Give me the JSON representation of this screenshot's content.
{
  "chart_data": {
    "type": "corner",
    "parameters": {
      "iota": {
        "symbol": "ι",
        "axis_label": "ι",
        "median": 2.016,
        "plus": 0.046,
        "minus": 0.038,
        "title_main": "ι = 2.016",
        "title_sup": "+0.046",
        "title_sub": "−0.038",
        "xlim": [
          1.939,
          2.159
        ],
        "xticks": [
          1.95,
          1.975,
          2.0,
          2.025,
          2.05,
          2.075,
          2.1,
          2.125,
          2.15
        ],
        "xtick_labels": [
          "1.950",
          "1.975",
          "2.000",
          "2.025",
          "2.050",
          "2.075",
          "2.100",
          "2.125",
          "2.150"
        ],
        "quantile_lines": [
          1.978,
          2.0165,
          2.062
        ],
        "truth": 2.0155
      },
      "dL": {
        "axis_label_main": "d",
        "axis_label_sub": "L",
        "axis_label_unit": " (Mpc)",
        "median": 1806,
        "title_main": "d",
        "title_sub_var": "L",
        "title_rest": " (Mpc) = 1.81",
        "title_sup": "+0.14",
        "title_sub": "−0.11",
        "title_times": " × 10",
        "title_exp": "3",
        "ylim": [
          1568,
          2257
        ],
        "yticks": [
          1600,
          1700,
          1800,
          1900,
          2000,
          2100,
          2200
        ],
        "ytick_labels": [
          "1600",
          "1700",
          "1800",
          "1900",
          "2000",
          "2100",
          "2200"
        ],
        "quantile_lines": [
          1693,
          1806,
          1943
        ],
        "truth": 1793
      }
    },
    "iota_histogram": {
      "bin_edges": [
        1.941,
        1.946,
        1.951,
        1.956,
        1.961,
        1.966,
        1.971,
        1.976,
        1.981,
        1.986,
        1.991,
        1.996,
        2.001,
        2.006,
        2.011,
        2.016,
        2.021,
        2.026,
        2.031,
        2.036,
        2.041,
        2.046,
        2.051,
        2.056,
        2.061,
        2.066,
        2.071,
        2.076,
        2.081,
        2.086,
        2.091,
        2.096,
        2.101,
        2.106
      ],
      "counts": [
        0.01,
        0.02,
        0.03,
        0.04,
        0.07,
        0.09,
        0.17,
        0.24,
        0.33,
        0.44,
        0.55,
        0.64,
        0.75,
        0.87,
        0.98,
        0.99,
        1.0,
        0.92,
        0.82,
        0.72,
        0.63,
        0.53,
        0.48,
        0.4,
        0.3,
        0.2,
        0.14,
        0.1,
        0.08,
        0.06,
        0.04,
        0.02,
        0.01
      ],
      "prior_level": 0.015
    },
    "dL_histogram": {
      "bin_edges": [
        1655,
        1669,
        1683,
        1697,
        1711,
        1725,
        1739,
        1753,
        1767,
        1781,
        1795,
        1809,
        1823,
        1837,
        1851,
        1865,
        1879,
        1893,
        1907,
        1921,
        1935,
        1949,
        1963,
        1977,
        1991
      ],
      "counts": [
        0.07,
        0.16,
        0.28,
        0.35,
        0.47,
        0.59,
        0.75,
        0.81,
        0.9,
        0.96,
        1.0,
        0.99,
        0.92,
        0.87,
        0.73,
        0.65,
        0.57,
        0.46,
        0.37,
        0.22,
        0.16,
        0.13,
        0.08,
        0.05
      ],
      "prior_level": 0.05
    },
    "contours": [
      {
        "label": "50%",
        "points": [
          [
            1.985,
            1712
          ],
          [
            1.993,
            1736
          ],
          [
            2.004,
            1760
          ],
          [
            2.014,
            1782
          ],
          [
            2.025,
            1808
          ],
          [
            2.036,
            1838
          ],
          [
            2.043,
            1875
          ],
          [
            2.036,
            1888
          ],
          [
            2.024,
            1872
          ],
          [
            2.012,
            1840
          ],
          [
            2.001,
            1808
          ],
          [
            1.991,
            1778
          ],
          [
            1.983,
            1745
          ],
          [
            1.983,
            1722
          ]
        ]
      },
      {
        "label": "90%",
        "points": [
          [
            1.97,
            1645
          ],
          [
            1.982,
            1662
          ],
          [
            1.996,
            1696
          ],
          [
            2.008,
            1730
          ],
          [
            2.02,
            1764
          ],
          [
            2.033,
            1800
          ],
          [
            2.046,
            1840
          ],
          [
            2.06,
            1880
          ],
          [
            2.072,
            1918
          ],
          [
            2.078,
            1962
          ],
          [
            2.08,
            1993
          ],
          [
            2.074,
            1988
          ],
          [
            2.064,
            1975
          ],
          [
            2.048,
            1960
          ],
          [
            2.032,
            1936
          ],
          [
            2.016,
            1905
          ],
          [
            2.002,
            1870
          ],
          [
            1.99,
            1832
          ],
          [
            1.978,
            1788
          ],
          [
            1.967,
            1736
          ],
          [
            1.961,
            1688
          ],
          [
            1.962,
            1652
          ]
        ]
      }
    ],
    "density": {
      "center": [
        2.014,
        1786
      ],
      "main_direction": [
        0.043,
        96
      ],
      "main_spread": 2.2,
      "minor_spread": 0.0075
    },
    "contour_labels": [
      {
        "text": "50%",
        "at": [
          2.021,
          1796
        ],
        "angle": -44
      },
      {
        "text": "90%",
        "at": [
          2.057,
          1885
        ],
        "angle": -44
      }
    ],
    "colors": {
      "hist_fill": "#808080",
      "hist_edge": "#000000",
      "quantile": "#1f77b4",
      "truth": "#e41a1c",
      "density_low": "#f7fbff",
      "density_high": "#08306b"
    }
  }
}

- **Exercise instructions**: Every entry must be output again, exactly as written above.

- **Response below**:
Give me the JSON representation of this screenshot's content.
{
  "chart_data": {
    "type": "corner",
    "parameters": {
      "iota": {
        "symbol": "ι",
        "axis_label": "ι",
        "median": 2.016,
        "plus": 0.046,
        "minus": 0.038,
        "title_main": "ι = 2.016",
        "title_sup": "+0.046",
        "title_sub": "−0.038",
        "xlim": [
          1.939,
          2.159
        ],
        "xticks": [
          1.95,
          1.975,
          2.0,
          2.025,
          2.05,
          2.075,
          2.1,
          2.125,
          2.15
        ],
        "xtick_labels": [
          "1.950",
          "1.975",
          "2.000",
          "2.025",
          "2.050",
          "2.075",
          "2.100",
          "2.125",
          "2.150"
        ],
        "quantile_lines": [
          1.978,
          2.0165,
          2.062
        ],
        "truth": 2.0155
      },
      "dL": {
        "axis_label_main": "d",
        "axis_label_sub": "L",
        "axis_label_unit": " (Mpc)",
        "median": 1806,
        "title_main": "d",
        "title_sub_var": "L",
        "title_rest": " (Mpc) = 1.81",
        "title_sup": "+0.14",
        "title_sub": "−0.11",
        "title_times": " × 10",
        "title_exp": "3",
        "ylim": [
          1568,
          2257
        ],
        "yticks": [
          1600,
          1700,
          1800,
          1900,
          2000,
          2100,
          2200
        ],
        "ytick_labels": [
          "1600",
          "1700",
          "1800",
          "1900",
          "2000",
          "2100",
          "2200"
        ],
        "quantile_lines": [
          1693,
          1806,
          1943
        ],
        "truth": 1793
      }
    },
    "iota_histogram": {
      "bin_edges": [
        1.941,
        1.946,
        1.951,
        1.956,
        1.961,
        1.966,
        1.971,
        1.976,
        1.981,
        1.986,
        1.991,
        1.996,
        2.001,
        2.006,
        2.011,
        2.016,
        2.021,
        2.026,
        2.031,
        2.036,
        2.041,
        2.046,
        2.051,
        2.056,
        2.061,
        2.066,
        2.071,
        2.076,
        2.081,
        2.086,
        2.091,
        2.096,
        2.101,
        2.106
      ],
      "counts": [
        0.01,
        0.02,
        0.03,
        0.04,
        0.07,
        0.09,
        0.17,
        0.24,
        0.33,
        0.44,
        0.55,
        0.64,
        0.75,
        0.87,
        0.98,
        0.99,
        1.0,
        0.92,
        0.82,
        0.72,
        0.63,
        0.53,
        0.48,
        0.4,
        0.3,
        0.2,
        0.14,
        0.1,
        0.08,
        0.06,
        0.04,
        0.02,
        0.01
      ],
      "prior_level": 0.015
    },
    "dL_histogram": {
      "bin_edges": [
        1655,
        1669,
        1683,
        1697,
        1711,
        1725,
        1739,
        1753,
        1767,
        1781,
        1795,
        1809,
        1823,
        1837,
        1851,
        1865,
        1879,
        1893,
        1907,
        1921,
        1935,
        1949,
        1963,
        1977,
        1991
      ],
      "counts": [
        0.07,
        0.16,
        0.28,
        0.35,
        0.47,
        0.59,
        0.75,
        0.81,
        0.9,
        0.96,
        1.0,
        0.99,
        0.92,
        0.87,
        0.73,
        0.65,
        0.57,
        0.46,
        0.37,
        0.22,
        0.16,
        0.13,
        0.08,
        0.05
      ],
      "prior_level": 0.05
    },
    "contours": [
      {
        "label": "50%",
        "points": [
          [
            1.985,
            1712
          ],
          [
            1.993,
            1736
          ],
          [
            2.004,
            1760
          ],
          [
            2.014,
            1782
          ],
          [
            2.025,
            1808
          ],
          [
            2.036,
            1838
          ],
          [
            2.043,
            1875
          ],
          [
            2.036,
            1888
          ],
          [
            2.024,
            1872
          ],
          [
            2.012,
            1840
          ],
          [
            2.001,
            1808
          ],
          [
            1.991,
            1778
          ],
          [
            1.983,
            1745
          ],
          [
            1.983,
            1722
          ]
        ]
      },
      {
        "label": "90%",
        "points": [
          [
            1.97,
            1645
          ],
          [
            1.982,
            1662
          ],
          [
            1.996,
            1696
          ],
          [
            2.008,
            1730
          ],
          [
            2.02,
            1764
          ],
          [
            2.033,
            1800
          ],
          [
            2.046,
            1840
          ],
          [
            2.06,
            1880
          ],
          [
            2.072,
            1918
          ],
          [
            2.078,
            1962
          ],
          [
            2.08,
            1993
          ],
          [
            2.074,
            1988
          ],
          [
            2.064,
            1975
          ],
          [
            2.048,
            1960
          ],
          [
            2.032,
            1936
          ],
          [
            2.016,
            1905
          ],
          [
            2.002,
            1870
          ],
          [
            1.99,
            1832
          ],
          [
            1.978,
            1788
          ],
          [
            1.967,
            1736
          ],
          [
            1.961,
            1688
          ],
          [
            1.962,
            1652
          ]
        ]
      }
    ],
    "density": {
      "center": [
        2.014,
        1786
      ],
      "main_direction": [
        0.043,
        96
      ],
      "main_spread": 2.2,
      "minor_spread": 0.0075
    },
    "contour_labels": [
      {
        "text": "50%",
        "at": [
          2.021,
          1796
        ],
        "angle": -44
      },
      {
        "text": "90%",
        "at": [
          2.057,
          1885
        ],
        "angle": -44
      }
    ],
    "colors": {
      "hist_fill": "#808080",
      "hist_edge": "#000000",
      "quantile": "#1f77b4",
      "truth": "#e41a1c",
      "density_low": "#f7fbff",
      "density_high": "#08306b"
    }
  }
}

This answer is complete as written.